**Stated problem:** List all lines of the data that include the string "seawater".

>> START Records supplied

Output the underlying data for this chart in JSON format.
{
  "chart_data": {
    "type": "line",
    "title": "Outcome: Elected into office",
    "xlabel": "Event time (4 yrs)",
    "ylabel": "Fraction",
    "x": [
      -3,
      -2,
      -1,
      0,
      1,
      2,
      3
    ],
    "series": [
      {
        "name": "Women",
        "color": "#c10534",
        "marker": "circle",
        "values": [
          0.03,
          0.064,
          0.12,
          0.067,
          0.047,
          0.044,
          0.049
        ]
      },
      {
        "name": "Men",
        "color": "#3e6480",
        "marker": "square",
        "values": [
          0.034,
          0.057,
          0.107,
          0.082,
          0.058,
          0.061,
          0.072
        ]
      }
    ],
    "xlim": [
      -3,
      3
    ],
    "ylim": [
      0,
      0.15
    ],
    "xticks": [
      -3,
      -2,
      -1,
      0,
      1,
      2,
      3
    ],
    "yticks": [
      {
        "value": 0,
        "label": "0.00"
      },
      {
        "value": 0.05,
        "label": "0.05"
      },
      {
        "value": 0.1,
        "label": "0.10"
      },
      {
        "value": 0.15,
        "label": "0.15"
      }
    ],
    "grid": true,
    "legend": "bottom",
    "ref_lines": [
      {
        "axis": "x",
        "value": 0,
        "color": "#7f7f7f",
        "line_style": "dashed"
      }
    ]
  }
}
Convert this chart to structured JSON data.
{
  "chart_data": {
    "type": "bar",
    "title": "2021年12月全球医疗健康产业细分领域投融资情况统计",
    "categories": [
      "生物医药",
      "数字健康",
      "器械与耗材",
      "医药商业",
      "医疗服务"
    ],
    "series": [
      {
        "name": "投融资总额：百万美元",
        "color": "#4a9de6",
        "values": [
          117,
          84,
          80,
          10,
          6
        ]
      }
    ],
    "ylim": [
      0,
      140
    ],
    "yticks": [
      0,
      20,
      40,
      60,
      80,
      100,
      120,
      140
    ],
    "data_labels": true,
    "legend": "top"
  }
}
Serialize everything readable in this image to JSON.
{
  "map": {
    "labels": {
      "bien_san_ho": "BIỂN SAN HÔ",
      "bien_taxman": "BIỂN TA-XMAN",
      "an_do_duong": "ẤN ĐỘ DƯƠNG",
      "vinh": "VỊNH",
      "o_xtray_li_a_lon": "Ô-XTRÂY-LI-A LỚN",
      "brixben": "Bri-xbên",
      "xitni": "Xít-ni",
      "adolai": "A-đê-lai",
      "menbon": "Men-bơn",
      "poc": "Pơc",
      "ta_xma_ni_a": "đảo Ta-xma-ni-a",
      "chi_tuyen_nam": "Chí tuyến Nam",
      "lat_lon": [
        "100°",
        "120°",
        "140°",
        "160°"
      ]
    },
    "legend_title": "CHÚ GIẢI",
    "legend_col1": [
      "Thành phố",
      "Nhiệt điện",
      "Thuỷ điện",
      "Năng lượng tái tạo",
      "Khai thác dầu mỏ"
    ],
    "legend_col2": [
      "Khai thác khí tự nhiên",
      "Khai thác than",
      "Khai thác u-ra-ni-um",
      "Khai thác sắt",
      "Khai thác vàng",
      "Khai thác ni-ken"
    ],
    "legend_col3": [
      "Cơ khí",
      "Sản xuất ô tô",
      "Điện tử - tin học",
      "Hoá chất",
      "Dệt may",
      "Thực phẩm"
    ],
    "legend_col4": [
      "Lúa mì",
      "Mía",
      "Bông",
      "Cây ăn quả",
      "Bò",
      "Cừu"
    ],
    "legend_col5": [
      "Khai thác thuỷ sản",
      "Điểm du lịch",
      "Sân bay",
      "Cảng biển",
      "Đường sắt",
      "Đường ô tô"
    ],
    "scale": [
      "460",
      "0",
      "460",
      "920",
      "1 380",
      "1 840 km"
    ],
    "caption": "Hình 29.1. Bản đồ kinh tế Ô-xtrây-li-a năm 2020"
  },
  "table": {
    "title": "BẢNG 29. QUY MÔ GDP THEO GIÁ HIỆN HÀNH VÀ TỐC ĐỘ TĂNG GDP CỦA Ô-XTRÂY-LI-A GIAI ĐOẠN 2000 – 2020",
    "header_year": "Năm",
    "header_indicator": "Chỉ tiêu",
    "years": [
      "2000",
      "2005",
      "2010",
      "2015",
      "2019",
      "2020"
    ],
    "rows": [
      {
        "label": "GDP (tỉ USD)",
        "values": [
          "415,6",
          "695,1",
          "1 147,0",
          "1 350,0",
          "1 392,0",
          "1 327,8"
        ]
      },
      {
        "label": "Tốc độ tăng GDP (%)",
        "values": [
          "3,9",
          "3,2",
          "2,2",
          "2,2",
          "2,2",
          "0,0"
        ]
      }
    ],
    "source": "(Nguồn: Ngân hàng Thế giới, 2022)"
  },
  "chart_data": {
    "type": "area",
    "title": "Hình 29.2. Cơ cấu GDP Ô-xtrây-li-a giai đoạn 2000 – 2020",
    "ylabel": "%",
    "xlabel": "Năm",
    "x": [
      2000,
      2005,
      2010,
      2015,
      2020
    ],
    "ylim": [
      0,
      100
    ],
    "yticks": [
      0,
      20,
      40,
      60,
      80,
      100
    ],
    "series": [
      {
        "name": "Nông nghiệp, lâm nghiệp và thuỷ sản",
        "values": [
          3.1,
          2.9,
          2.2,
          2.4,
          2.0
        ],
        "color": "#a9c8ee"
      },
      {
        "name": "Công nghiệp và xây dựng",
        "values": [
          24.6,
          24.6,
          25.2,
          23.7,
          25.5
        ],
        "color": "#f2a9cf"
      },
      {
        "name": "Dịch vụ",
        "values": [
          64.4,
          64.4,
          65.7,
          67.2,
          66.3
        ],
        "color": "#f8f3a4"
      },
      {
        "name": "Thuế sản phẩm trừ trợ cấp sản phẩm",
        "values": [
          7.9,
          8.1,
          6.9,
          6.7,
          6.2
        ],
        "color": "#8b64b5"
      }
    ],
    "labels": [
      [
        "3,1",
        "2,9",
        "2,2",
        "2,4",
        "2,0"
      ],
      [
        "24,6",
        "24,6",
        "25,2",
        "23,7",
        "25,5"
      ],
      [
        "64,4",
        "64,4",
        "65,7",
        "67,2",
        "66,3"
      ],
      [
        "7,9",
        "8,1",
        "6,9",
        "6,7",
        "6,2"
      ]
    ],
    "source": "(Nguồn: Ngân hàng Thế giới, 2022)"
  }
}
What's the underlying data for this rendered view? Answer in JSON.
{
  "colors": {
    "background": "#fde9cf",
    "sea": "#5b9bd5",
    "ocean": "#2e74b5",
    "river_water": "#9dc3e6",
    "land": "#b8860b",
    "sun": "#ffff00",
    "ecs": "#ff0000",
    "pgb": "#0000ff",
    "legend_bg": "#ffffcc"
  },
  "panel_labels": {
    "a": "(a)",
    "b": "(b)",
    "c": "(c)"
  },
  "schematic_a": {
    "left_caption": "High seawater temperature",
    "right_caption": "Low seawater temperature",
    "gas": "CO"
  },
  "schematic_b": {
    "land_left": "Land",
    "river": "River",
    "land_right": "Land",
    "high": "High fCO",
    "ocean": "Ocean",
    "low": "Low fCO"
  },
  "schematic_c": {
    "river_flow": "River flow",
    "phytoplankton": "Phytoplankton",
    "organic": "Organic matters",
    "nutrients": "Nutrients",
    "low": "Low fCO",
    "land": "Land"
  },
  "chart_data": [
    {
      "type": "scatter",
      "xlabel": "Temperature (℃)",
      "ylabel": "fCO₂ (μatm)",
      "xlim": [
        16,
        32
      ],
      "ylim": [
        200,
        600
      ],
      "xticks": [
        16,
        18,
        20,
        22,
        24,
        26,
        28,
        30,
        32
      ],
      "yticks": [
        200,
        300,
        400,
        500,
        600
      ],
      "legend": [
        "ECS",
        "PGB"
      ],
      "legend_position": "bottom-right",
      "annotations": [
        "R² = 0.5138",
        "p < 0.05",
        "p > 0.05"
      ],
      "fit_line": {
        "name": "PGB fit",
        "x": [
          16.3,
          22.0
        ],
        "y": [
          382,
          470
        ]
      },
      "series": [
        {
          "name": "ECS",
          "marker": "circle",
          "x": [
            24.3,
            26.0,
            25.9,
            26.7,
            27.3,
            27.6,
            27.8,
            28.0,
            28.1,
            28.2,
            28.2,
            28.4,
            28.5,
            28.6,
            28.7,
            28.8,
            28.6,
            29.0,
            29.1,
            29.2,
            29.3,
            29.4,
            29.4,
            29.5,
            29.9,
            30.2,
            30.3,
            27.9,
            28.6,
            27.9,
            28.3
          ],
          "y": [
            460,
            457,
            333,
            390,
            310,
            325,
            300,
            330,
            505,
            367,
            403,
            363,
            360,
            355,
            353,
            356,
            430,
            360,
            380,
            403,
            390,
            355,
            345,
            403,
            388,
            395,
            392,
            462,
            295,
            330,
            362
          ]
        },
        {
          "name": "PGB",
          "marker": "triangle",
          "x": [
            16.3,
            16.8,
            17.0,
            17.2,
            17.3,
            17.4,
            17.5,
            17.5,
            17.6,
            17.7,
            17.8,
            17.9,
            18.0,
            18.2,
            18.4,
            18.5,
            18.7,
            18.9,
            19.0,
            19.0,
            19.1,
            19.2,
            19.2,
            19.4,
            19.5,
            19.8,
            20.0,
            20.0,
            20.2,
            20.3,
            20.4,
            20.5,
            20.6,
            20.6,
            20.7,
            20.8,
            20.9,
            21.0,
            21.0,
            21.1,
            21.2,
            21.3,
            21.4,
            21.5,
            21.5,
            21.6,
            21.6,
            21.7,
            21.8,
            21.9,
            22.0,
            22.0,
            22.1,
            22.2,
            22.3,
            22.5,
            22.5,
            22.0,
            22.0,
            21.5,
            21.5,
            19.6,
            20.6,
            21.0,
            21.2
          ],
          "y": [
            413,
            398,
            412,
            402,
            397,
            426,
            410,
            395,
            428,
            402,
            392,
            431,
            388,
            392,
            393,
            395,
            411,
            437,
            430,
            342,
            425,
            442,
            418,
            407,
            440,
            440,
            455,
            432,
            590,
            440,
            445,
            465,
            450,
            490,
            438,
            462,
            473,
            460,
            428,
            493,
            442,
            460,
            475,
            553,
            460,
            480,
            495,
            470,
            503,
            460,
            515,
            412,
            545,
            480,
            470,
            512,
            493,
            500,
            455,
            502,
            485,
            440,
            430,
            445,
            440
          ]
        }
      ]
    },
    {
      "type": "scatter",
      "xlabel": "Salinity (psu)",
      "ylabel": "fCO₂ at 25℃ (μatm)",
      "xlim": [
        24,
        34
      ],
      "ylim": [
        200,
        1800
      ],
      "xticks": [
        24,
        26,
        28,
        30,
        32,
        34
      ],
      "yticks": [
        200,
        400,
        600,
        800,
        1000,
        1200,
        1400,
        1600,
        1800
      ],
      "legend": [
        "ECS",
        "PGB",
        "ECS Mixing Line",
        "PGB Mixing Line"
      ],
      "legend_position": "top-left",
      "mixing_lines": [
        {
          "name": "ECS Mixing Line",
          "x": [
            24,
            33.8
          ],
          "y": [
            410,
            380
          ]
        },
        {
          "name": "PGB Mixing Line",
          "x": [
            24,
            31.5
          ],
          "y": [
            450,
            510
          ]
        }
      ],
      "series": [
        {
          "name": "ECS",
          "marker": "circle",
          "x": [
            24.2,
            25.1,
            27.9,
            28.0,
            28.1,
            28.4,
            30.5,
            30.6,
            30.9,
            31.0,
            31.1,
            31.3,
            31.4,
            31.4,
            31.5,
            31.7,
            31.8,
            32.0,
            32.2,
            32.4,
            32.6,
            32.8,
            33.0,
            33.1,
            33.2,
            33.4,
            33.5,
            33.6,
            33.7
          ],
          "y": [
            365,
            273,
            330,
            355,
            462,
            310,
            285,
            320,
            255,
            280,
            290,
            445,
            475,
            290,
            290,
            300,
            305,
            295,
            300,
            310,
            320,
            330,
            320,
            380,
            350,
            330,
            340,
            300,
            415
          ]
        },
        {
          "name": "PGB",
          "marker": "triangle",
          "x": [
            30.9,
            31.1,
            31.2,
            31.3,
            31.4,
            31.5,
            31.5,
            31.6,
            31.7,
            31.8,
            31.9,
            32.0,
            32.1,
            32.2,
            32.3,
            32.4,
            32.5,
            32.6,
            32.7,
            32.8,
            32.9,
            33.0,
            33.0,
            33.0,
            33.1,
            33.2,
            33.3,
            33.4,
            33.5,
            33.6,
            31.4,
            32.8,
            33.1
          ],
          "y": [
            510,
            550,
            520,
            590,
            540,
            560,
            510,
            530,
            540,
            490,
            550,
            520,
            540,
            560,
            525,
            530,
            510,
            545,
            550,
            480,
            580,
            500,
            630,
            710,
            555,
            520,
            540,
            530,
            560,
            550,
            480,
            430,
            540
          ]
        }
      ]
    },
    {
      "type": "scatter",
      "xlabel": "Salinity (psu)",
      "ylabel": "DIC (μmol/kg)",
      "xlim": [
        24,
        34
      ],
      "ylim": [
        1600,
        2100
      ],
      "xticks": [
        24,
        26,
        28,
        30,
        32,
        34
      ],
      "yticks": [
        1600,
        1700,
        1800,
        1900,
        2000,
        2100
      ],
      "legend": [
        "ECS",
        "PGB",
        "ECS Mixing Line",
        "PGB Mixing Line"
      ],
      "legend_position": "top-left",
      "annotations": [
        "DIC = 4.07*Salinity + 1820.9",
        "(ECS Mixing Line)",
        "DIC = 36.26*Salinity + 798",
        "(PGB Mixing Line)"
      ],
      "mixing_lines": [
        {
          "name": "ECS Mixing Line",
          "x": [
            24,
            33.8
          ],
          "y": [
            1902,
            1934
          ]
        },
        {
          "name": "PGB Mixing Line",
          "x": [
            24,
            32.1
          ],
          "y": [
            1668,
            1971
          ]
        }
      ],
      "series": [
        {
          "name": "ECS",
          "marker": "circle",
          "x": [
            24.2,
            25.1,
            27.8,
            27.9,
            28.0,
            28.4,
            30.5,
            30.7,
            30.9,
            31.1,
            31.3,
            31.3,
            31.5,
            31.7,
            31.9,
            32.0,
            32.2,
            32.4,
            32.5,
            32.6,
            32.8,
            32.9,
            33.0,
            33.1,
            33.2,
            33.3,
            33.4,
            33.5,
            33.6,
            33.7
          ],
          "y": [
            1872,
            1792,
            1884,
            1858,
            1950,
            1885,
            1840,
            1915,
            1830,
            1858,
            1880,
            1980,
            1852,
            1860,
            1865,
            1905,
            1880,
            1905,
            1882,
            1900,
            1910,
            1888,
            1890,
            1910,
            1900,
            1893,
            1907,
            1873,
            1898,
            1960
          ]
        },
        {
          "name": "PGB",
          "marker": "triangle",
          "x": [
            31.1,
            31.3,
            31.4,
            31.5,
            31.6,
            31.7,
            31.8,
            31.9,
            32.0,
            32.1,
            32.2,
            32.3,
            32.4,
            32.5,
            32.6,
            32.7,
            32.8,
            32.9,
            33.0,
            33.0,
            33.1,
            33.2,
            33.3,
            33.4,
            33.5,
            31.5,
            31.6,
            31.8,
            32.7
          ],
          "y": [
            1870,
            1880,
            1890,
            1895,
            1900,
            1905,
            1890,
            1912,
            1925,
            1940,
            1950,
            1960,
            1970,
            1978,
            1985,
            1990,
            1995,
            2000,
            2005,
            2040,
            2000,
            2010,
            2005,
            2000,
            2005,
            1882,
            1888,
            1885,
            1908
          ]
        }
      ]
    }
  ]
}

>> END Records supplied

**Task solution:**
    "left_caption": "High seawater temperature",
    "right_caption": "Low seawater temperature",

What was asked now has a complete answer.